** START **

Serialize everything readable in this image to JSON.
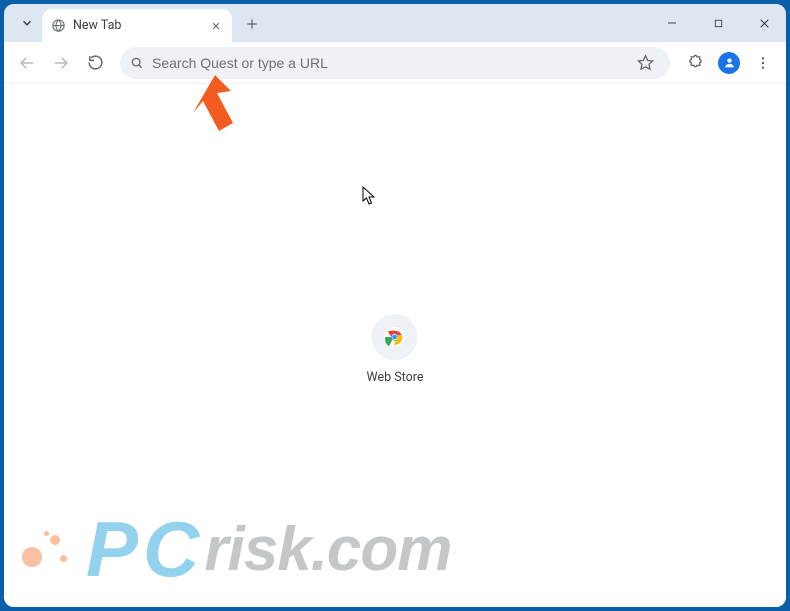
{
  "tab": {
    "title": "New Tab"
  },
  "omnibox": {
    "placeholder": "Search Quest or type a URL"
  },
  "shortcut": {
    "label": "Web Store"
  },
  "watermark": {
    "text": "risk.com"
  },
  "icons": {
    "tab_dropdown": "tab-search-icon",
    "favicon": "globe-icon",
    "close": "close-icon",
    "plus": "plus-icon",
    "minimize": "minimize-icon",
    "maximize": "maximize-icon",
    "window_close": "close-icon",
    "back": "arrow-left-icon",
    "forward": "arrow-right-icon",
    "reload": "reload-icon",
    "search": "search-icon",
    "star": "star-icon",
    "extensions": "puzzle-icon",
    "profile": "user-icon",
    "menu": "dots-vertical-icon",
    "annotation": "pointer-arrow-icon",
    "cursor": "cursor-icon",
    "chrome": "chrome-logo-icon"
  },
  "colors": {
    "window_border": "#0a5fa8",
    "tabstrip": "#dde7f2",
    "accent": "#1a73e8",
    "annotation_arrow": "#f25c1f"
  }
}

** END **

-- WRITTEN EXERCISE --
Please repeat the entries exactly. Do not include the pictures.

-- TASK RESPONSE --
Serialize everything readable in this image to JSON.
{
  "tab": {
    "title": "New Tab"
  },
  "omnibox": {
    "placeholder": "Search Quest or type a URL"
  },
  "shortcut": {
    "label": "Web Store"
  },
  "watermark": {
    "text": "risk.com"
  },
  "icons": {
    "tab_dropdown": "tab-search-icon",
    "favicon": "globe-icon",
    "close": "close-icon",
    "plus": "plus-icon",
    "minimize": "minimize-icon",
    "maximize": "maximize-icon",
    "window_close": "close-icon",
    "back": "arrow-left-icon",
    "forward": "arrow-right-icon",
    "reload": "reload-icon",
    "search": "search-icon",
    "star": "star-icon",
    "extensions": "puzzle-icon",
    "profile": "user-icon",
    "menu": "dots-vertical-icon",
    "annotation": "pointer-arrow-icon",
    "cursor": "cursor-icon",
    "chrome": "chrome-logo-icon"
  },
  "colors": {
    "window_border": "#0a5fa8",
    "tabstrip": "#dde7f2",
    "accent": "#1a73e8",
    "annotation_arrow": "#f25c1f"
  }
}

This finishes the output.